What this task involves
Print all entries word for word.

Records for the exercise

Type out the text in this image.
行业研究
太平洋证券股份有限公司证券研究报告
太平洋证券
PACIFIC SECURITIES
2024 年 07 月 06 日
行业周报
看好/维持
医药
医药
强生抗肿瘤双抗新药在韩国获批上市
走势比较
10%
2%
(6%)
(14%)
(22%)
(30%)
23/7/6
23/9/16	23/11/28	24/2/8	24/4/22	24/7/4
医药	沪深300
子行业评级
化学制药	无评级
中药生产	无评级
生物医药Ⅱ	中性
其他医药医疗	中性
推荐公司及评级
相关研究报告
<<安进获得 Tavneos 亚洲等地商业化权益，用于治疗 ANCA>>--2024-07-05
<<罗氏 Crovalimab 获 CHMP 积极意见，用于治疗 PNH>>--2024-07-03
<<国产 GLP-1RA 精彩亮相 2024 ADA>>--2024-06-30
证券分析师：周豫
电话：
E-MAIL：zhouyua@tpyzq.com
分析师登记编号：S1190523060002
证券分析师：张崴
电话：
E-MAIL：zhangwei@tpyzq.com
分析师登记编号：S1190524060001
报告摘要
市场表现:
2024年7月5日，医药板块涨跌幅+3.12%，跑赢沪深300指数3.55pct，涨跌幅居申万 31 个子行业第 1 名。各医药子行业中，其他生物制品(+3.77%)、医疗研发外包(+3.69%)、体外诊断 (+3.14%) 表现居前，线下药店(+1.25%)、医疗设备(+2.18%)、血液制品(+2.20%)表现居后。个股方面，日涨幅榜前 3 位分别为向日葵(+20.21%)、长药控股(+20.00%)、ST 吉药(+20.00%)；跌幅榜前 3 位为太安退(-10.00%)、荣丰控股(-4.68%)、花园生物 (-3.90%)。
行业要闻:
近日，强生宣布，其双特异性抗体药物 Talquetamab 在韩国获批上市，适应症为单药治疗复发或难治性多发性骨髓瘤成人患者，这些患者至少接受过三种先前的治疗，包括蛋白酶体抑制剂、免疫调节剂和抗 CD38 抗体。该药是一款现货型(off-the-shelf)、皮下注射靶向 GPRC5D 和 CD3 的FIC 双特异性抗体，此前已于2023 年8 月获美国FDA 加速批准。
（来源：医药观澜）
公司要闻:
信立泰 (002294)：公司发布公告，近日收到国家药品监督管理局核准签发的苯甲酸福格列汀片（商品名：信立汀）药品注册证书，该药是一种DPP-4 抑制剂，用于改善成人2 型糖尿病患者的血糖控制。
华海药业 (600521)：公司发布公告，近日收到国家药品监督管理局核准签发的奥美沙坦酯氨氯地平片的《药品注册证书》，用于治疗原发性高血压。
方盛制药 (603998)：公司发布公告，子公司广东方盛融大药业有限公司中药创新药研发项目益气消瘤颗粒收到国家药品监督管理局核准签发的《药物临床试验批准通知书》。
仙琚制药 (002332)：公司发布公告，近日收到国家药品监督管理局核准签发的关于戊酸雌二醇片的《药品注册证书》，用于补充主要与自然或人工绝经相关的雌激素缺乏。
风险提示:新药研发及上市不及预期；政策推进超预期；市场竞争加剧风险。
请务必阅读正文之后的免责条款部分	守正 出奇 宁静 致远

Result of this exercise
Type out the text in this image.
行业研究
太平洋证券股份有限公司证券研究报告
太平洋证券
PACIFIC SECURITIES
2024 年 07 月 06 日
行业周报
看好/维持
医药
医药
强生抗肿瘤双抗新药在韩国获批上市
走势比较
10%
2%
(6%)
(14%)
(22%)
(30%)
23/7/6
23/9/16	23/11/28	24/2/8	24/4/22	24/7/4
医药	沪深300
子行业评级
化学制药	无评级
中药生产	无评级
生物医药Ⅱ	中性
其他医药医疗	中性
推荐公司及评级
相关研究报告
<<安进获得 Tavneos 亚洲等地商业化权益，用于治疗 ANCA>>--2024-07-05
<<罗氏 Crovalimab 获 CHMP 积极意见，用于治疗 PNH>>--2024-07-03
<<国产 GLP-1RA 精彩亮相 2024 ADA>>--2024-06-30
证券分析师：周豫
电话：
E-MAIL：zhouyua@tpyzq.com
分析师登记编号：S1190523060002
证券分析师：张崴
电话：
E-MAIL：zhangwei@tpyzq.com
分析师登记编号：S1190524060001
报告摘要
市场表现:
2024年7月5日，医药板块涨跌幅+3.12%，跑赢沪深300指数3.55pct，涨跌幅居申万 31 个子行业第 1 名。各医药子行业中，其他生物制品(+3.77%)、医疗研发外包(+3.69%)、体外诊断 (+3.14%) 表现居前，线下药店(+1.25%)、医疗设备(+2.18%)、血液制品(+2.20%)表现居后。个股方面，日涨幅榜前 3 位分别为向日葵(+20.21%)、长药控股(+20.00%)、ST 吉药(+20.00%)；跌幅榜前 3 位为太安退(-10.00%)、荣丰控股(-4.68%)、花园生物 (-3.90%)。
行业要闻:
近日，强生宣布，其双特异性抗体药物 Talquetamab 在韩国获批上市，适应症为单药治疗复发或难治性多发性骨髓瘤成人患者，这些患者至少接受过三种先前的治疗，包括蛋白酶体抑制剂、免疫调节剂和抗 CD38 抗体。该药是一款现货型(off-the-shelf)、皮下注射靶向 GPRC5D 和 CD3 的FIC 双特异性抗体，此前已于2023 年8 月获美国FDA 加速批准。
（来源：医药观澜）
公司要闻:
信立泰 (002294)：公司发布公告，近日收到国家药品监督管理局核准签发的苯甲酸福格列汀片（商品名：信立汀）药品注册证书，该药是一种DPP-4 抑制剂，用于改善成人2 型糖尿病患者的血糖控制。
华海药业 (600521)：公司发布公告，近日收到国家药品监督管理局核准签发的奥美沙坦酯氨氯地平片的《药品注册证书》，用于治疗原发性高血压。
方盛制药 (603998)：公司发布公告，子公司广东方盛融大药业有限公司中药创新药研发项目益气消瘤颗粒收到国家药品监督管理局核准签发的《药物临床试验批准通知书》。
仙琚制药 (002332)：公司发布公告，近日收到国家药品监督管理局核准签发的关于戊酸雌二醇片的《药品注册证书》，用于补充主要与自然或人工绝经相关的雌激素缺乏。
风险提示:新药研发及上市不及预期；政策推进超预期；市场竞争加剧风险。
请务必阅读正文之后的免责条款部分	守正 出奇 宁静 致远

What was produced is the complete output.